### 任务 1
根据关于 Pandas 聚合的正文部分，回答以下问题：
(a) 第一个示例中，rolling 的 window 参数设为多少？
(b) 在整个数据框上应用聚合的示例里，日期索引从哪一天开始？
(c) 在单个列上应用聚合的示例中，np.random.randn 生成的数组有几行几列？
### 任务 2
请列出 Pandas 聚合正文部分中所有的小节标题，总标题“Pandas - 聚合”除外。
### 任务 3
请续写这篇 Pandas 聚合的正文部分，从它的最后一行之后接着写。

### 正文部分
Pandas - 聚合
DataFrame应用聚合
示例:
import pandas as pd
import numpy as np
df = pd.DataFrame(np.random.randn(10, 4),
index = pd.date_range('1/1/2019', periods=10),
columns = ['A', 'B', 'C', 'D'])
print (df)
print("=======================================")
r = df.rolling(window=3,min_periods=1)
print (r)
输出如下:
A B C D
2019-01-01 0.439879 -0.620716 0.384183 -0.745009
2019-01-02 -0.739876 -1.496333 -0.303799 0.986643
2019-01-03 -0.987521 0.582238 -0.533543 -0.276241
2019-01-04 -1.907731 0.291339 0.454158 0.299288
2019-01-05 1.336021 0.930051 -1.251177 0.148594
2019-01-06 -0.149214 0.490910 -0.087143 -1.070752
2019-01-07 -1.522815 -0.269420 0.086573 -0.622118
2019-01-08 1.506759 1.024990 -1.706531 1.464352
2019-01-09 -0.615030 0.500708 -0.414950 -1.003106
2019-01-10 -0.158443 -1.024776 -1.423664 -1.277663
=======================================
Rolling [window=3,min_periods=1,center=False,axis=0]
可以通过向整个DataFrame传递一个函数来进行聚合,或者通过标准的获取项目方法来选择一个列
在整个数据框上应用聚合
示例:
import pandas as pd
import numpy as np
df = pd.DataFrame(np.random.randn(10, 4),index = pd.date_range('1/1/2000', periods=10),columns = ['A', 'B', 'C', 'D'])
print (df)
r = df.rolling(window=3,min_periods=1)
print (r.aggregate(np.sum))
输出如下:
A B C D
2000-01-01 0.773141 2.292985 -0.904677 0.242353
2000-01-02 -1.925769 0.728835 -2.424622 -1.171005
2000-01-03 -0.111028 -0.078429 -1.549092 -0.847151
2000-01-04 -1.501588 1.198424 0.656210 -0.626713
2000-01-05 -0.294595 -0.641386 0.102715 0.413191
2000-01-06 -0.335482 1.506107 0.922520 0.481978
2000-01-07 0.196372 0.859856 0.063748 -1.007660
2000-01-08 0.758099 0.669792 -0.549431 2.022156
2000-01-09 1.894996 -0.454106 -0.752306 -0.653473
2000-01-10 -0.293079 -0.900467 -0.667537 0.115899
A B C D
2000-01-01 0.773141 2.292985 -0.904677 0.242353
2000-01-02 -1.152628 3.021820 -3.329299 -0.928653
2000-01-03 -1.263657 2.943391 -4.878391 -1.775804
2000-01-04 -3.538385 1.848830 -3.317504 -2.644870
2000-01-05 -1.907211 0.478608 -0.790168 -1.060673
2000-01-06 -2.131665 2.063145 1.681445 0.268455
2000-01-07 -0.433705 1.724576 1.088983 -0.112492
2000-01-08 0.618989 3.035755 0.436837 1.496473
2000-01-09 2.849466 1.075542 -1.237989 0.361023
2000-01-10 2.360015 -0.684781 -1.969273 1.484582
在数据框的单个列上应用聚合
示例:
import pandas as pd
import numpy as np
df = pd.DataFrame(np.random.randn(5, 4),
index = pd.date_range('1/1/2000', periods=5),
columns = ['A', 'B', 'C', 'D'])

### 给定条目

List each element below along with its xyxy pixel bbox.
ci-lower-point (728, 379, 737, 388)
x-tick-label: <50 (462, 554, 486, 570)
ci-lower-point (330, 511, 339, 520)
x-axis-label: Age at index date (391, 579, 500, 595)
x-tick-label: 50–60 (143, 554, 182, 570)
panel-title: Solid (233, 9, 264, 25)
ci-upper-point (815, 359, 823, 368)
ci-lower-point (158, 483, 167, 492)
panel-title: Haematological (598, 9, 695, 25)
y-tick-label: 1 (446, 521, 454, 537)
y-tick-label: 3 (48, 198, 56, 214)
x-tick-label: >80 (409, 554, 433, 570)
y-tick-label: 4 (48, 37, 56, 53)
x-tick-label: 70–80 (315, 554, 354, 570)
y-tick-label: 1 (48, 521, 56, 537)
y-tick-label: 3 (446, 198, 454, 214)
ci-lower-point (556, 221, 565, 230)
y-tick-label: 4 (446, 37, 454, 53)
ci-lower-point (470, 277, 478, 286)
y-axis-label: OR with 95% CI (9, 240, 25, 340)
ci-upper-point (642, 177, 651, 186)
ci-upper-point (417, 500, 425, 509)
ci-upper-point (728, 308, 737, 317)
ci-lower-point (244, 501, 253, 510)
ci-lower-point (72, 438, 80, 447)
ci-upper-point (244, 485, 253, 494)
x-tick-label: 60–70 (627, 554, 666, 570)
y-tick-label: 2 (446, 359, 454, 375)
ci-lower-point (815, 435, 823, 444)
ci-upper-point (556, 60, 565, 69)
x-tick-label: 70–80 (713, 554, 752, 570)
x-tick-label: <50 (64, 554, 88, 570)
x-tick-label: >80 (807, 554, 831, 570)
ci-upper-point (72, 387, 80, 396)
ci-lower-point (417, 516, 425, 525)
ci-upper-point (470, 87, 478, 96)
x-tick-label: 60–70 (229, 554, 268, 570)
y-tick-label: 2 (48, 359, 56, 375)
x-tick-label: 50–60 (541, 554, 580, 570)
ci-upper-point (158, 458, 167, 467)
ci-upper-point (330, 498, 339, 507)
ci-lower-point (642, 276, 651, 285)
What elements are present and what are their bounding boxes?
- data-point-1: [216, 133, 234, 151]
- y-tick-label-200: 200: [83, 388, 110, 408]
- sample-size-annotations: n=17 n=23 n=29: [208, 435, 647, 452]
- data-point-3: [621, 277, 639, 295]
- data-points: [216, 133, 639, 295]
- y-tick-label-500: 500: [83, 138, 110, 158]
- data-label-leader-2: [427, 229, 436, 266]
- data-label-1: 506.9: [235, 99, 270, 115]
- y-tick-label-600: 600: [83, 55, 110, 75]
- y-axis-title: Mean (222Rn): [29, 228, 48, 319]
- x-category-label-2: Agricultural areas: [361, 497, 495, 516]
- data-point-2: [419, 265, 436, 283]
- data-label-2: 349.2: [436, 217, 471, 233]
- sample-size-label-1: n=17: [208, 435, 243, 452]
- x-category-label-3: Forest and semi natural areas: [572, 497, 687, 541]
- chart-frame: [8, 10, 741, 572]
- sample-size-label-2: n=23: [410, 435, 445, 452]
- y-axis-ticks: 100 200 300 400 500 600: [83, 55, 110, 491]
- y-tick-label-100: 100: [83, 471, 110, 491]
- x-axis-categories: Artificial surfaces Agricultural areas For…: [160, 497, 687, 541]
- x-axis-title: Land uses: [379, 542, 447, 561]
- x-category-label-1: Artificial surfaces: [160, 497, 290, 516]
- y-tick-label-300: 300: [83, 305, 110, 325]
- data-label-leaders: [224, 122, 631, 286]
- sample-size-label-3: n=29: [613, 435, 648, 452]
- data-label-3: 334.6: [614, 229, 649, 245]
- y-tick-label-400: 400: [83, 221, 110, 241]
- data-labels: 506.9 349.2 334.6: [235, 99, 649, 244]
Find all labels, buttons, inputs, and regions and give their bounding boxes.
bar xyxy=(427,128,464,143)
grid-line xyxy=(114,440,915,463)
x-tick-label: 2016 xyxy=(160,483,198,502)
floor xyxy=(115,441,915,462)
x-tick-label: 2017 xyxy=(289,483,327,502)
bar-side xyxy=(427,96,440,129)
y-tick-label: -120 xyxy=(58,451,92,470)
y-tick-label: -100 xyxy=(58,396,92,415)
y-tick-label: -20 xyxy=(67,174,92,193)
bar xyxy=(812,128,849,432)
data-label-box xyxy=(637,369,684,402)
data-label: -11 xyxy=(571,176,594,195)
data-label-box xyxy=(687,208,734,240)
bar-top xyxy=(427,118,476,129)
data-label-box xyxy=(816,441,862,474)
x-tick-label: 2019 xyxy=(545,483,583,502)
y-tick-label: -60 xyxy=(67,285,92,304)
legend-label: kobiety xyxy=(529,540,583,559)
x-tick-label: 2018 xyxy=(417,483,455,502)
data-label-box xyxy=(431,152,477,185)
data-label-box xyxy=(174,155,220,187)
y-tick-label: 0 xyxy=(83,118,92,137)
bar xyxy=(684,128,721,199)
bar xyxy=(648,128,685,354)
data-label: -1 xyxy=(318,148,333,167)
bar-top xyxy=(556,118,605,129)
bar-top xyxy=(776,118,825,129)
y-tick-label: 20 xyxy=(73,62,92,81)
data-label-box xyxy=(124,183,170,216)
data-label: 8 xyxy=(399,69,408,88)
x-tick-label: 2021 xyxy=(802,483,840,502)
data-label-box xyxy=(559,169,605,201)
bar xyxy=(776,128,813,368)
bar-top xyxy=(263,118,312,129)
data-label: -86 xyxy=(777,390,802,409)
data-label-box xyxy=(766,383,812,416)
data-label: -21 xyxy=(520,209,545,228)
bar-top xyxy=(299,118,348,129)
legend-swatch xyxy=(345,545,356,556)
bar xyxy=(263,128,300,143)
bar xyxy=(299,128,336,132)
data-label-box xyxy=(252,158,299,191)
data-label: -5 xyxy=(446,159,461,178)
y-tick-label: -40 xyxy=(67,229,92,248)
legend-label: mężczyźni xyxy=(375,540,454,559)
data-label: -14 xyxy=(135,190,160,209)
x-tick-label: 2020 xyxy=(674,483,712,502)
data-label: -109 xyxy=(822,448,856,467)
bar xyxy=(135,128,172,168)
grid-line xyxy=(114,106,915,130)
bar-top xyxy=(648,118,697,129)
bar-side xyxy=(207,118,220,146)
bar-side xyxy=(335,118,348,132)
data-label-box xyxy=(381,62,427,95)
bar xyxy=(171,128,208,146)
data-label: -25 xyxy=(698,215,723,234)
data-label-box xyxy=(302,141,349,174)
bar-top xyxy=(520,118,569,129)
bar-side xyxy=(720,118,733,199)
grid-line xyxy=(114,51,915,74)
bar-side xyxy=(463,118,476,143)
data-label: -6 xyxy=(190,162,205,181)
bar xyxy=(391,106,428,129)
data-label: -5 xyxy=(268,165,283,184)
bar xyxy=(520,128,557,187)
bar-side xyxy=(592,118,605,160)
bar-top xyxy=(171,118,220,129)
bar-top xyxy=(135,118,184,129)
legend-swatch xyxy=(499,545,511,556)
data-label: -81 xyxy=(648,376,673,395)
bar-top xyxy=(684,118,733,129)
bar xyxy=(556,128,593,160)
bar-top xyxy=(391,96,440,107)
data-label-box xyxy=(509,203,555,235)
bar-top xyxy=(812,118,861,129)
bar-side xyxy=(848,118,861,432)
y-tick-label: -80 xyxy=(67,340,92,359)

### 答案 1
(a) 3
(b) 2000-01-01（代码中写作 '1/1/2000'）
(c) 5 行 4 列

### 答案 2
DataFrame应用聚合
在整个数据框上应用聚合
在数据框的单个列上应用聚合

### 答案 3
print (df)
print("====================================")
r = df.rolling(window=3,min_periods=1)
print (r['A'].aggregate(np.sum))
输出如下:
A B C D
2000-01-01 -0.274997 0.407783 0.376416 -0.379465
2000-01-02 -1.168787 0.447412 0.595449 -0.251049
2000-01-03 1.894652 -1.213812 -0.179113 0.373034
2000-01-04 0.573073 -0.564909 0.112975 0.870387
2000-01-05 0.430524 1.020612 -1.200894 -0.030805
====================================
2000-01-01 -0.274997
2000-01-02 -1.443784
2000-01-03 0.450868
2000-01-04 1.298938
2000-01-05 2.898250
Freq: D, Name: A, dtype: float64
在DataFrame的多列上应用聚合
示例:
import pandas as pd
import numpy as np
df = pd.DataFrame(np.random.randn(5, 4),
index = pd.date_range('1/1/2018', periods=5),
columns = ['A', 'B', 'C', 'D'])
print (df)
print ("==========================================")
r = df.rolling(window=3,min_periods=1)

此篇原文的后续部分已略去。